DATA SUPPLIED -
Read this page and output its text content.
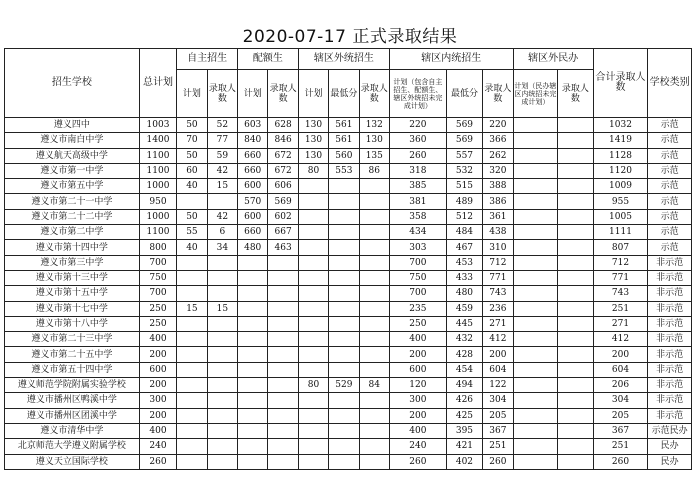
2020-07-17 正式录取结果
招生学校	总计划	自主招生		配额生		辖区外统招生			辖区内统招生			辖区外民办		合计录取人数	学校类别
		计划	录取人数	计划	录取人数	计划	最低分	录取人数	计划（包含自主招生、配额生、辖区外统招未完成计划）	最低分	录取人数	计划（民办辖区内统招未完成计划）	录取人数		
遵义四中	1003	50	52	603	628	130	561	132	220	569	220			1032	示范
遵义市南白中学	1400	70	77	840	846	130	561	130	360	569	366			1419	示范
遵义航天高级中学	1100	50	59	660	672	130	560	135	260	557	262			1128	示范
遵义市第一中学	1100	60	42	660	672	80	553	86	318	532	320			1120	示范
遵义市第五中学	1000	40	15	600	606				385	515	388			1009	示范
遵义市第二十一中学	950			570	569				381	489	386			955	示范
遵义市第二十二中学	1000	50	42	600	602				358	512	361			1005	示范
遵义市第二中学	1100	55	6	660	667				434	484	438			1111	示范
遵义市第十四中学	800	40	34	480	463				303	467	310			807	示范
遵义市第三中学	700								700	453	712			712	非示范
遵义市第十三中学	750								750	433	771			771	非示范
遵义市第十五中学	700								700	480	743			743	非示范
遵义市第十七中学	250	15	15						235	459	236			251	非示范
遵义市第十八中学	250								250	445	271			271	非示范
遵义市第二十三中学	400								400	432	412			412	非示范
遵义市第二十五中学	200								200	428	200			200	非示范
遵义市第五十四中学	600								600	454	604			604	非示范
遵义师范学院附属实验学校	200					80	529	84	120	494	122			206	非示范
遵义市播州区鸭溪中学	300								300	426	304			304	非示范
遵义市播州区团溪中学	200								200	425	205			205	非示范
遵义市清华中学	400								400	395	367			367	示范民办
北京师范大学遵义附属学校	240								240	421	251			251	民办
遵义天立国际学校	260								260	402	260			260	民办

REQUIRED WORK -
Return the listing above unchanged, apart from dropping its pictures.

TASK RESPONSE -
Read this page and output its text content.
2020-07-17 正式录取结果
招生学校	总计划	自主招生		配额生		辖区外统招生			辖区内统招生			辖区外民办		合计录取人数	学校类别
		计划	录取人数	计划	录取人数	计划	最低分	录取人数	计划（包含自主招生、配额生、辖区外统招未完成计划）	最低分	录取人数	计划（民办辖区内统招未完成计划）	录取人数		
遵义四中	1003	50	52	603	628	130	561	132	220	569	220			1032	示范
遵义市南白中学	1400	70	77	840	846	130	561	130	360	569	366			1419	示范
遵义航天高级中学	1100	50	59	660	672	130	560	135	260	557	262			1128	示范
遵义市第一中学	1100	60	42	660	672	80	553	86	318	532	320			1120	示范
遵义市第五中学	1000	40	15	600	606				385	515	388			1009	示范
遵义市第二十一中学	950			570	569				381	489	386			955	示范
遵义市第二十二中学	1000	50	42	600	602				358	512	361			1005	示范
遵义市第二中学	1100	55	6	660	667				434	484	438			1111	示范
遵义市第十四中学	800	40	34	480	463				303	467	310			807	示范
遵义市第三中学	700								700	453	712			712	非示范
遵义市第十三中学	750								750	433	771			771	非示范
遵义市第十五中学	700								700	480	743			743	非示范
遵义市第十七中学	250	15	15						235	459	236			251	非示范
遵义市第十八中学	250								250	445	271			271	非示范
遵义市第二十三中学	400								400	432	412			412	非示范
遵义市第二十五中学	200								200	428	200			200	非示范
遵义市第五十四中学	600								600	454	604			604	非示范
遵义师范学院附属实验学校	200					80	529	84	120	494	122			206	非示范
遵义市播州区鸭溪中学	300								300	426	304			304	非示范
遵义市播州区团溪中学	200								200	425	205			205	非示范
遵义市清华中学	400								400	395	367			367	示范民办
北京师范大学遵义附属学校	240								240	421	251			251	民办
遵义天立国际学校	260								260	402	260			260	民办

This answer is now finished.